* AIM *
A verbatim copy of the records is required, with all pictures left out.

Dataset listings of figures:
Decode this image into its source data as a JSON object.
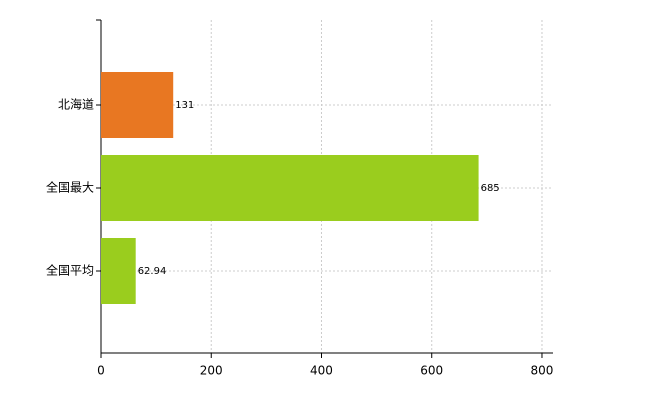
{
  "chart_data": {
    "type": "bar",
    "orientation": "horizontal",
    "categories": [
      "北海道",
      "全国最大",
      "全国平均"
    ],
    "values": [
      131,
      685,
      62.94
    ],
    "colors": [
      "#e87722",
      "#9acd1e",
      "#9acd1e"
    ],
    "xlim": [
      0,
      820
    ],
    "xticks": [
      0,
      200,
      400,
      600,
      800
    ],
    "grid": true
  }
}
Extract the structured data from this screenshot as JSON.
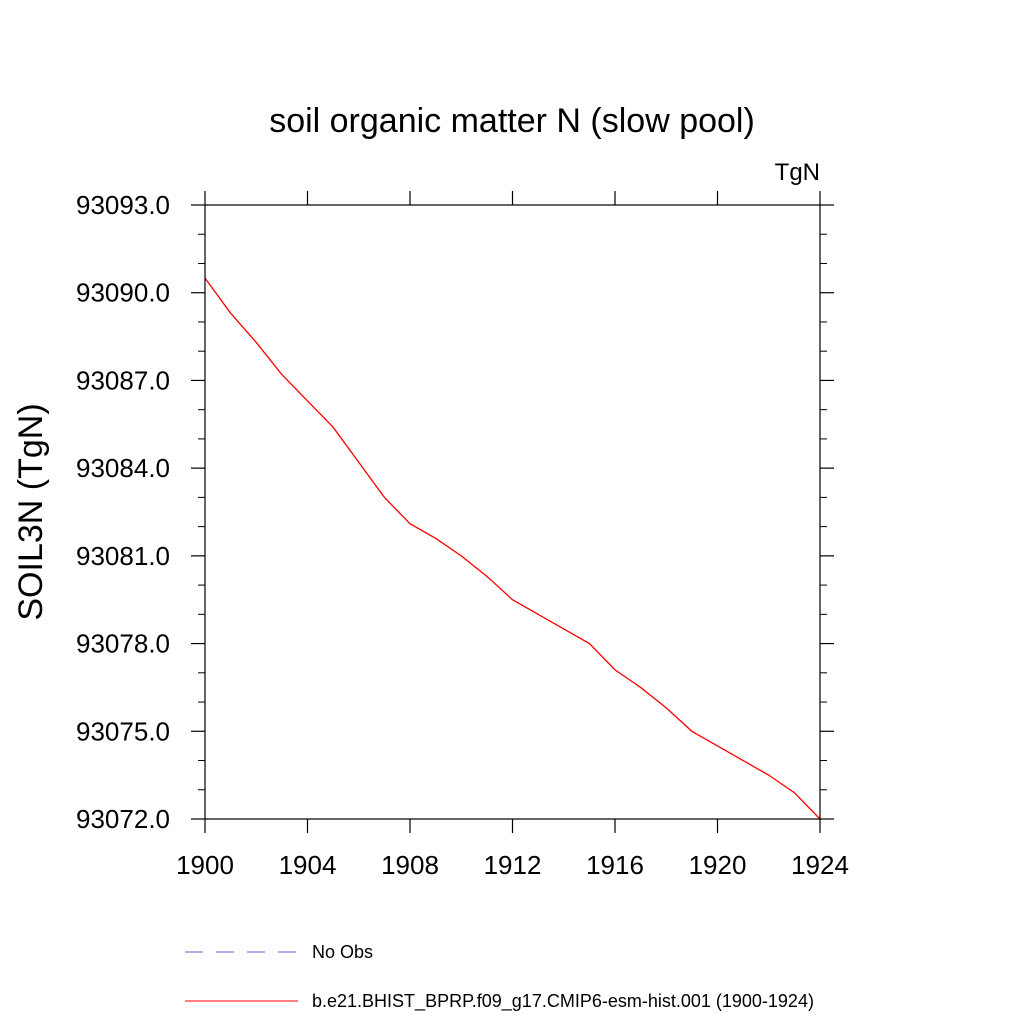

* WRITTEN SOLUTION *
Decode this image into its source data as a JSON object.
{
  "chart_data": {
    "type": "bar",
    "orientation": "horizontal",
    "categories": [
      "北海道",
      "全国最大",
      "全国平均"
    ],
    "values": [
      131,
      685,
      62.94
    ],
    "colors": [
      "#e87722",
      "#9acd1e",
      "#9acd1e"
    ],
    "xlim": [
      0,
      820
    ],
    "xticks": [
      0,
      200,
      400,
      600,
      800
    ],
    "grid": true
  }
}
Extract the structured data from this screenshot as JSON.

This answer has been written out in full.